> **CHALLENGE**
Check each line of the records below and collect those holding "Pantanal".

> **ENTRIES**
◇ ◇ ◇ ◇ ◇ ◇ ◇

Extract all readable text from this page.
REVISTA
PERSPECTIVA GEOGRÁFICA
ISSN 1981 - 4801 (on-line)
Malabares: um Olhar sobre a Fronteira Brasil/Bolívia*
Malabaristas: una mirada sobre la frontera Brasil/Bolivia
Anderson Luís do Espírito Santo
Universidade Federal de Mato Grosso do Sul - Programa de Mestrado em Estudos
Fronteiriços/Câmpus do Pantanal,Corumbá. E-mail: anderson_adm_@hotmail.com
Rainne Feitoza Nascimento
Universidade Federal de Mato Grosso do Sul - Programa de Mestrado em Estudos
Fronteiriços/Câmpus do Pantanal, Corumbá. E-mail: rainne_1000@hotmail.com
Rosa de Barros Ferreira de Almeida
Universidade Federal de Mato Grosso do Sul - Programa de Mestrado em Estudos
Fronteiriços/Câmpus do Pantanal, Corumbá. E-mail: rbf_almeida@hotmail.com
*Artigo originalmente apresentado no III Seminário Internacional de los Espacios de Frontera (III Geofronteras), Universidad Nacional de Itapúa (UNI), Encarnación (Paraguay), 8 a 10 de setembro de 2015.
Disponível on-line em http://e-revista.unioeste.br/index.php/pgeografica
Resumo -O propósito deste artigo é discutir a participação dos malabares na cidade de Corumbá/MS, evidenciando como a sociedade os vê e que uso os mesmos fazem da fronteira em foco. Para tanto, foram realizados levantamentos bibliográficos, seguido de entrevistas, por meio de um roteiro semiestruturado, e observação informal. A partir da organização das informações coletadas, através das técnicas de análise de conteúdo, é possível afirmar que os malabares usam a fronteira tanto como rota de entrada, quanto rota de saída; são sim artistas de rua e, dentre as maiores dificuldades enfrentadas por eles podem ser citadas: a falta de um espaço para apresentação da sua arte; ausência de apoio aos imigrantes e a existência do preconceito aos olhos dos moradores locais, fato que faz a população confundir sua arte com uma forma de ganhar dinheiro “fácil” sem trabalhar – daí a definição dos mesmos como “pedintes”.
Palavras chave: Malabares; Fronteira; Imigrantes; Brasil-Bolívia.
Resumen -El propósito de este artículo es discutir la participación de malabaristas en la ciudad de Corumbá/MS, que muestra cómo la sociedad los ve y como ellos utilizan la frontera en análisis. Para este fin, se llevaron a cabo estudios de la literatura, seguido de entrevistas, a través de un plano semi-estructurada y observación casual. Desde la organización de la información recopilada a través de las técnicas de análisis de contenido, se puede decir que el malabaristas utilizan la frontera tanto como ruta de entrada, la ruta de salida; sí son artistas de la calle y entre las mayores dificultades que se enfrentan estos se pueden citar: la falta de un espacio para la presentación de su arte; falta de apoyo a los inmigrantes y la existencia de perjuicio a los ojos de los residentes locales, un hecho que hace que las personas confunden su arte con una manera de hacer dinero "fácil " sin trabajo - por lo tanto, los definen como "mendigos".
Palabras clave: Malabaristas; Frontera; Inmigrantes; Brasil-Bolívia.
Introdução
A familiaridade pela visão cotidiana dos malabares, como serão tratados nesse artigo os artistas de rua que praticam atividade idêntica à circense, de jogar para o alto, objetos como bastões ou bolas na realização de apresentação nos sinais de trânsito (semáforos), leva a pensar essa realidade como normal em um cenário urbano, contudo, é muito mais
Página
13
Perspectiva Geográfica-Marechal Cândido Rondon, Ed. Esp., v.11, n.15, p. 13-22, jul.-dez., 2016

◇ ◇ ◇ ◇ ◇ ◇ ◇

> **ANSWER TO THIS TASK**
Fronteiriços/Câmpus do Pantanal,Corumbá. E-mail: anderson_adm_@hotmail.com
Fronteiriços/Câmpus do Pantanal, Corumbá. E-mail: rainne_1000@hotmail.com
Fronteiriços/Câmpus do Pantanal, Corumbá. E-mail: rbf_almeida@hotmail.com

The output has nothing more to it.